### TEXT UNDER STUDY ###
Re: Large-scale plot structure
Hi Monarchist, and (as others said) welcome back to the Study!
Yes, I like to start with a large-scale plot structure. Yes, the story naturally changes as events unfold. I write AARs rather than creative writing, so of course events will unfold in the game. But I get the impression that people who aren't writing AARs can still be surprised when they find themselves writing that a character has done something which they would not have expected. Juvenal wrote, in Where do Stories Come From?:
When I start an AAR, I have the impetus of an initial concept to get me through the early part of the campaign. I find that I can take a chunk of campaign and imagine a short story extending slightly beyond the bare events in the game. When I finish such an episode, I am often surprised at what has been created, a feeling akin to completing a painting-by-numbers piece. I am familiar with the individual passages and what prompted me to write them, but when taken together, a new level of meaning sometimes emerges, a story-shape and nuances of character that I hadn't consciously planned.
Of course, alongside unexpected twists, you'll probably want to include the traditional plot elements of dramatic setbacks, discoveries, complications (of the central problem) and a resolution. (I took the list of plot elements from Jeff VanderMeer's Wonderbook: An Illustrated Guide to Creating Imaginative Fiction (Abrams 2013) pp. 137 - 138.)
### MATERIAL SUPPLIED ###
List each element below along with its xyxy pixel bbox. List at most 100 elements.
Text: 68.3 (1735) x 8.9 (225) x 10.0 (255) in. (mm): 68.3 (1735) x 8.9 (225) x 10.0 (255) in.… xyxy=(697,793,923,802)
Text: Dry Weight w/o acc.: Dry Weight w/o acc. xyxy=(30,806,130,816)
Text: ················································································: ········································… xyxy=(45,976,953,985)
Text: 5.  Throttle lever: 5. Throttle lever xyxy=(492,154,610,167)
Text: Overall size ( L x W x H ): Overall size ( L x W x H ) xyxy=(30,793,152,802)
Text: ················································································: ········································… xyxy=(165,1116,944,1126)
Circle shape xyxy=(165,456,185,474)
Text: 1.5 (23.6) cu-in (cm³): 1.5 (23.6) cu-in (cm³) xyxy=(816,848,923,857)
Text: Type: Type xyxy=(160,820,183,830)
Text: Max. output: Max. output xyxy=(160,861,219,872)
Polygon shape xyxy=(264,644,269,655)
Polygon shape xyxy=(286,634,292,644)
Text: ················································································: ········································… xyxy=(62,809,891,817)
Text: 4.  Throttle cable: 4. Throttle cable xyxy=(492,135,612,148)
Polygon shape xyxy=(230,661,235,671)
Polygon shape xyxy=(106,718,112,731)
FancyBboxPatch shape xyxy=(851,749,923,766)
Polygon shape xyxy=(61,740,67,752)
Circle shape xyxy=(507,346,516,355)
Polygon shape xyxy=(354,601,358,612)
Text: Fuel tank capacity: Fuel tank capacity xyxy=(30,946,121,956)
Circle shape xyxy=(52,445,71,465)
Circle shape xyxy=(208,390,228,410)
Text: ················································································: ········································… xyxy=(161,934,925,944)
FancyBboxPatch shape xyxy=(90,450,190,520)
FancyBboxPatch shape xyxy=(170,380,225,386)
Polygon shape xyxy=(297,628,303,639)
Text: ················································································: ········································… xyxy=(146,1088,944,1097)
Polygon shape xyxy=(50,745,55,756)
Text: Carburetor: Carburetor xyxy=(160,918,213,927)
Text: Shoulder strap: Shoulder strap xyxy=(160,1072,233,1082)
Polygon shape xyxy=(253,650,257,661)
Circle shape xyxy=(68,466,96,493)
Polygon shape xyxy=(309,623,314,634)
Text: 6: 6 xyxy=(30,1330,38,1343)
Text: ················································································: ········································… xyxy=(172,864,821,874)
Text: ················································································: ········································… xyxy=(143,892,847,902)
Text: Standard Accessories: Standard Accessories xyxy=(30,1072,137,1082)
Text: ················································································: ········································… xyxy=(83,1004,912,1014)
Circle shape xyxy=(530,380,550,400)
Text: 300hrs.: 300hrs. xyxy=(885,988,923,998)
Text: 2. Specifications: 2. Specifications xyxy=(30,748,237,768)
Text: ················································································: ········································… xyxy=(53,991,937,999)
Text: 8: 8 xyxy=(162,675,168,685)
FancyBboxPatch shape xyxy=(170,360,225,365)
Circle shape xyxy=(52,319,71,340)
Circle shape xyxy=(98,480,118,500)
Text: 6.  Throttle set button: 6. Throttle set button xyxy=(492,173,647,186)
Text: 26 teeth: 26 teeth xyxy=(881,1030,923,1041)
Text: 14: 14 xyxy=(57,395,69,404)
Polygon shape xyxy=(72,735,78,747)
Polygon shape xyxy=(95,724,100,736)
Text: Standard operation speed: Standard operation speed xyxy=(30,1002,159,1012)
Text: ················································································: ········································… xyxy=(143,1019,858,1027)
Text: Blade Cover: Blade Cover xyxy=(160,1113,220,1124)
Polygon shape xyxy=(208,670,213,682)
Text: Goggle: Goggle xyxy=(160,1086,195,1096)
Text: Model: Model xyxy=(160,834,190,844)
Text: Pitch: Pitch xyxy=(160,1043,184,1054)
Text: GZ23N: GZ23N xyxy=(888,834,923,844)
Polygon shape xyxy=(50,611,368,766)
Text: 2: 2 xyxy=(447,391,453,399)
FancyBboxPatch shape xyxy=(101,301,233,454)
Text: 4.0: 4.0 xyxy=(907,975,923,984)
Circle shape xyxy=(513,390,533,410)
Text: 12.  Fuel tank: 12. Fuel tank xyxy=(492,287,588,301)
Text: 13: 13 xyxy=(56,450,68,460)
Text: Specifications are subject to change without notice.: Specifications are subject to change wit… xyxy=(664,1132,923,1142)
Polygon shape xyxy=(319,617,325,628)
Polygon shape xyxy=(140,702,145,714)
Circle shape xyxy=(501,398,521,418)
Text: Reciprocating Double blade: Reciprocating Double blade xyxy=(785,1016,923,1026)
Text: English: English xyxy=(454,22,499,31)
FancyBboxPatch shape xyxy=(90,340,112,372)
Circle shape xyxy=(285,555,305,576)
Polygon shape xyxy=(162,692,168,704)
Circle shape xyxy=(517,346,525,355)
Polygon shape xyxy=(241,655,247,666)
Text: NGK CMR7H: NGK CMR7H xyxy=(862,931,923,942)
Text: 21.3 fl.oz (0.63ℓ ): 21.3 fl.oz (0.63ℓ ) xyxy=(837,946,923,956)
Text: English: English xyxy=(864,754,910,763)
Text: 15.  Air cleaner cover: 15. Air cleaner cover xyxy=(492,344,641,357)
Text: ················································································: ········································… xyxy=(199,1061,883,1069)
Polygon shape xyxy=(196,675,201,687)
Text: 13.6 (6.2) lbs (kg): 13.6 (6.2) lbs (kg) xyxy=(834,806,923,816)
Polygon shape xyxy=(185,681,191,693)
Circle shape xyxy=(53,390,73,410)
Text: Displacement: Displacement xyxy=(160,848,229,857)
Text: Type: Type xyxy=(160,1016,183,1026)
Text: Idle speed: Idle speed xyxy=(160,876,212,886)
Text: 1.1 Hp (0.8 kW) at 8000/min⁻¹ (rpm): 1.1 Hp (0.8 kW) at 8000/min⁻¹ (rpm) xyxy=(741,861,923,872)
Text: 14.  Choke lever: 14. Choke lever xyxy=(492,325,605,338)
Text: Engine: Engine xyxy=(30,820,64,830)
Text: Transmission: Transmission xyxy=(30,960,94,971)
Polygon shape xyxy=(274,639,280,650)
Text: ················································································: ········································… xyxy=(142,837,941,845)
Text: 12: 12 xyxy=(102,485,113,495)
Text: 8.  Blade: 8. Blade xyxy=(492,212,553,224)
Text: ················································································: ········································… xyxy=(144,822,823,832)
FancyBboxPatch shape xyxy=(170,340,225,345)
###
- **BRIEF 1**:
Using the forum post on large-scale plot structure, state whether each statement agrees with it, answering yes or no and quoting the deciding words: (a) The poster writes AARs rather than creative writing. (b) The passage quoted from Juvenal says every part of a finished episode was consciously planned. (c) The list of plot elements comes from a book that Abrams published in 2013.
- **BRIEF 2**:
Echo the part of the forum post on large-scale plot structure that opens with the words containing "Of course, alongside" and closes with "137 - 138.)".

- **RESULT 1**:
(a) Yes: "I write AARs rather than creative writing"
(b) No: "a story-shape and nuances of character that I hadn't consciously planned"
(c) Yes: "Jeff VanderMeer's Wonderbook: An Illustrated Guide to Creating Imaginative Fiction (Abrams 2013)"

- **RESULT 2**:
Of course, alongside unexpected twists, you'll probably want to include the traditional plot elements of dramatic setbacks, discoveries, complications (of the central problem) and a resolution. (I took the list of plot elements from Jeff VanderMeer's Wonderbook: An Illustrated Guide to Creating Imaginative Fiction (Abrams 2013) pp. 137 - 138.)